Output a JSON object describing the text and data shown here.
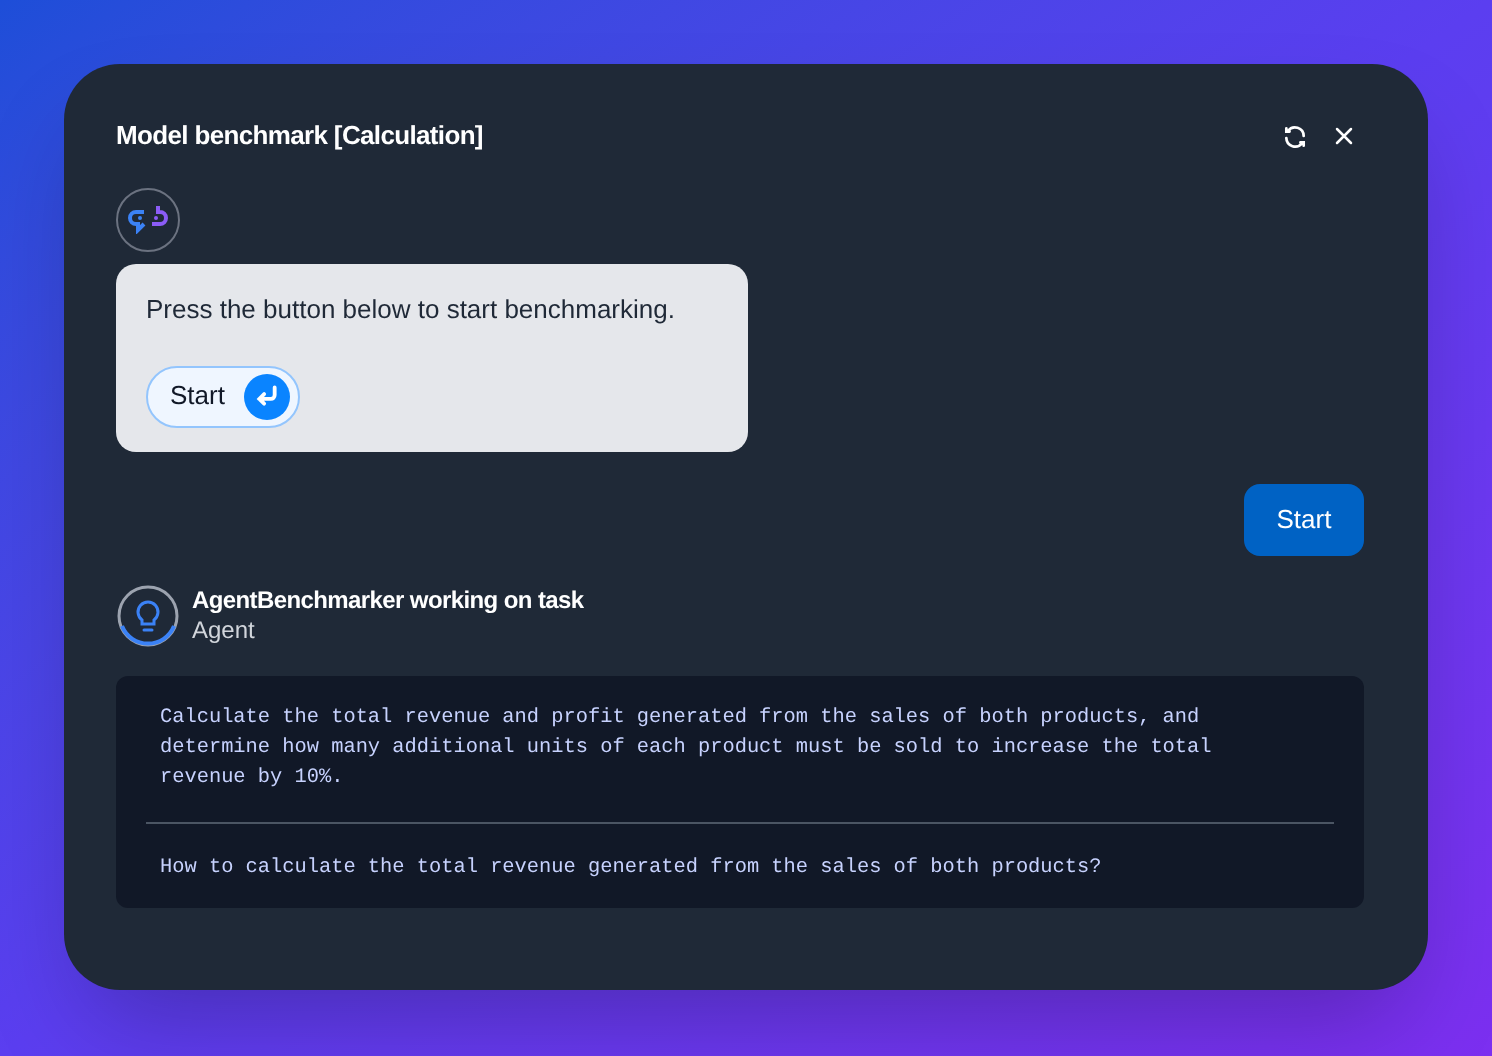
{
  "window": {
    "title": "Model benchmark [Calculation]"
  },
  "bot_message": {
    "text": "Press the button below to start benchmarking.",
    "button": "Start"
  },
  "user_message": {
    "text": "Start"
  },
  "agent": {
    "name": "AgentBenchmarker working on task",
    "role": "Agent"
  },
  "task": {
    "description": "Calculate the total revenue and profit generated from the sales of both products, and determine how many additional units of each product must be sold to increase the total revenue by 10%.",
    "question": "How to calculate the total revenue generated from the sales of both products?"
  }
}
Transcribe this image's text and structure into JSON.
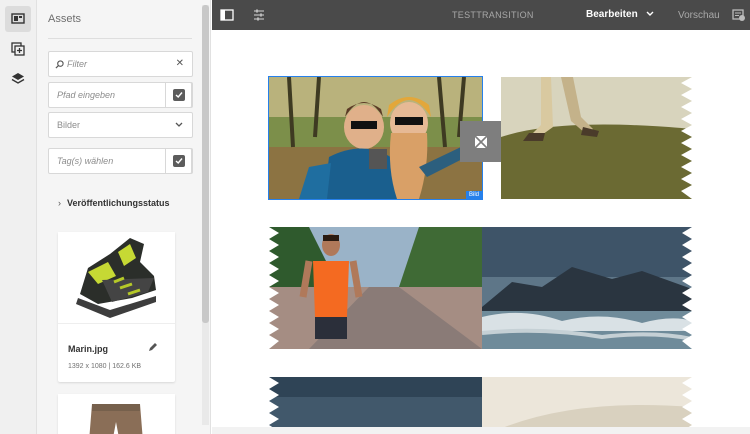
{
  "rail": {
    "items": [
      {
        "icon": "asset-browser-icon",
        "active": true
      },
      {
        "icon": "components-icon",
        "active": false
      },
      {
        "icon": "layers-icon",
        "active": false
      }
    ]
  },
  "panel": {
    "title": "Assets",
    "filter_placeholder": "Filter",
    "path_placeholder": "Pfad eingeben",
    "type_select_value": "Bilder",
    "tags_placeholder": "Tag(s) wählen",
    "publication_status_label": "Veröffentlichungsstatus",
    "assets": [
      {
        "name": "Marin.jpg",
        "meta": "1392 x 1080 | 162.6 KB"
      },
      {
        "name": "",
        "meta": ""
      }
    ]
  },
  "toolbar": {
    "page_title": "TESTTRANSITION",
    "mode_label": "Bearbeiten",
    "preview_label": "Vorschau"
  },
  "canvas": {
    "selected_label": "Bild"
  },
  "colors": {
    "accent": "#2680eb",
    "toolbar_bg": "#4a4a4a"
  }
}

※

State how many lines of the records hold the string "generated", and nothing else.

COMPLETE OUTPUT |
2